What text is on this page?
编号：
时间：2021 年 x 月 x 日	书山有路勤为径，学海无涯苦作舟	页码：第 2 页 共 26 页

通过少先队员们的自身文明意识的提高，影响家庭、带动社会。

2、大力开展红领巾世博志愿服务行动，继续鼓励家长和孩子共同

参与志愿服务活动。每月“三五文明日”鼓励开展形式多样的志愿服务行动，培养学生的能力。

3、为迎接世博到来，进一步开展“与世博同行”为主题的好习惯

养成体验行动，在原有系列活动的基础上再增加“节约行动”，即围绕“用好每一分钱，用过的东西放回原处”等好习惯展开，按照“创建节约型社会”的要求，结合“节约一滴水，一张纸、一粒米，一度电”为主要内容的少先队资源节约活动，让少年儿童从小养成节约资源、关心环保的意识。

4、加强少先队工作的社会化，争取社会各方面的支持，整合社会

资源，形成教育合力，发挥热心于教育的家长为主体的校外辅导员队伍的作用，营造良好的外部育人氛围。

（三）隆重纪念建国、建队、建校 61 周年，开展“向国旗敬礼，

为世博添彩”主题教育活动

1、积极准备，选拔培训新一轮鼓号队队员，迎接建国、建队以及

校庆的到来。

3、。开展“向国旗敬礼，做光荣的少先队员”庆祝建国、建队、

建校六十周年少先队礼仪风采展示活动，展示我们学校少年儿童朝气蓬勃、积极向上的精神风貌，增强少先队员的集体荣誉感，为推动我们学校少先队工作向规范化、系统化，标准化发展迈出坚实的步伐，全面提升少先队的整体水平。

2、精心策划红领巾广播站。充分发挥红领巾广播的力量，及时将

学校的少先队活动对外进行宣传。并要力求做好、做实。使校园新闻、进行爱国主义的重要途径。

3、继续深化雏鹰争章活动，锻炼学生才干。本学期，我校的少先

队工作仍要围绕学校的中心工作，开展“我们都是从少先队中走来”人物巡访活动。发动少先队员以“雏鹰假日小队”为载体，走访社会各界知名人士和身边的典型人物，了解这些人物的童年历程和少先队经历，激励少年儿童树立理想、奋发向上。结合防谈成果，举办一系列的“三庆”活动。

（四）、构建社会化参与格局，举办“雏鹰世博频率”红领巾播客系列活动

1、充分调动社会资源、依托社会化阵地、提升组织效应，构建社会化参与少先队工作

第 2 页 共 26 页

· · ·

Above are the records; retype them all without a single difference.

What text is on this page?
编号：
时间：2021 年 x 月 x 日	书山有路勤为径，学海无涯苦作舟	页码：第 2 页 共 26 页

通过少先队员们的自身文明意识的提高，影响家庭、带动社会。

2、大力开展红领巾世博志愿服务行动，继续鼓励家长和孩子共同

参与志愿服务活动。每月“三五文明日”鼓励开展形式多样的志愿服务行动，培养学生的能力。

3、为迎接世博到来，进一步开展“与世博同行”为主题的好习惯

养成体验行动，在原有系列活动的基础上再增加“节约行动”，即围绕“用好每一分钱，用过的东西放回原处”等好习惯展开，按照“创建节约型社会”的要求，结合“节约一滴水，一张纸、一粒米，一度电”为主要内容的少先队资源节约活动，让少年儿童从小养成节约资源、关心环保的意识。

4、加强少先队工作的社会化，争取社会各方面的支持，整合社会

资源，形成教育合力，发挥热心于教育的家长为主体的校外辅导员队伍的作用，营造良好的外部育人氛围。

（三）隆重纪念建国、建队、建校 61 周年，开展“向国旗敬礼，

为世博添彩”主题教育活动

1、积极准备，选拔培训新一轮鼓号队队员，迎接建国、建队以及

校庆的到来。

3、。开展“向国旗敬礼，做光荣的少先队员”庆祝建国、建队、

建校六十周年少先队礼仪风采展示活动，展示我们学校少年儿童朝气蓬勃、积极向上的精神风貌，增强少先队员的集体荣誉感，为推动我们学校少先队工作向规范化、系统化，标准化发展迈出坚实的步伐，全面提升少先队的整体水平。

2、精心策划红领巾广播站。充分发挥红领巾广播的力量，及时将

学校的少先队活动对外进行宣传。并要力求做好、做实。使校园新闻、进行爱国主义的重要途径。

3、继续深化雏鹰争章活动，锻炼学生才干。本学期，我校的少先

队工作仍要围绕学校的中心工作，开展“我们都是从少先队中走来”人物巡访活动。发动少先队员以“雏鹰假日小队”为载体，走访社会各界知名人士和身边的典型人物，了解这些人物的童年历程和少先队经历，激励少年儿童树立理想、奋发向上。结合防谈成果，举办一系列的“三庆”活动。

（四）、构建社会化参与格局，举办“雏鹰世博频率”红领巾播客系列活动

1、充分调动社会资源、依托社会化阵地、提升组织效应，构建社会化参与少先队工作

第 2 页 共 26 页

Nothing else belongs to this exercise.